**Task to carry out**.
Without the pictures, give the entries below again exactly as written.

━━ Data for the task ━━

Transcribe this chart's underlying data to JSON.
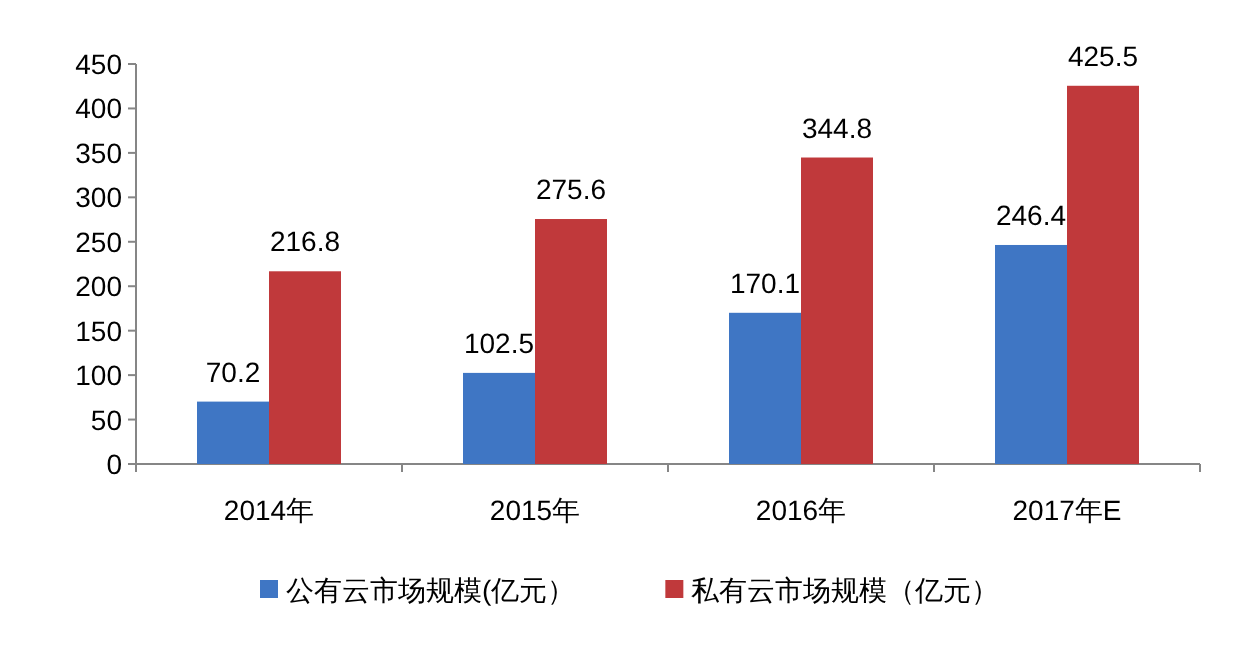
{
  "chart_data": {
    "type": "bar",
    "categories": [
      "2014年",
      "2015年",
      "2016年",
      "2017年E"
    ],
    "series": [
      {
        "name": "公有云市场规模(亿元）",
        "color": "#3f76c4",
        "values": [
          70.2,
          102.5,
          170.1,
          246.4
        ]
      },
      {
        "name": "私有云市场规模（亿元）",
        "color": "#c0393b",
        "values": [
          216.8,
          275.6,
          344.8,
          425.5
        ]
      }
    ],
    "ylim": [
      0,
      450
    ],
    "yticks": [
      0,
      50,
      100,
      150,
      200,
      250,
      300,
      350,
      400,
      450
    ],
    "data_labels": true,
    "legend": "bottom",
    "grid": false
  }
}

━━━

**Expected answer**.
Transcribe this chart's underlying data to JSON.
{
  "chart_data": {
    "type": "bar",
    "categories": [
      "2014年",
      "2015年",
      "2016年",
      "2017年E"
    ],
    "series": [
      {
        "name": "公有云市场规模(亿元）",
        "color": "#3f76c4",
        "values": [
          70.2,
          102.5,
          170.1,
          246.4
        ]
      },
      {
        "name": "私有云市场规模（亿元）",
        "color": "#c0393b",
        "values": [
          216.8,
          275.6,
          344.8,
          425.5
        ]
      }
    ],
    "ylim": [
      0,
      450
    ],
    "yticks": [
      0,
      50,
      100,
      150,
      200,
      250,
      300,
      350,
      400,
      450
    ],
    "data_labels": true,
    "legend": "bottom",
    "grid": false
  }
}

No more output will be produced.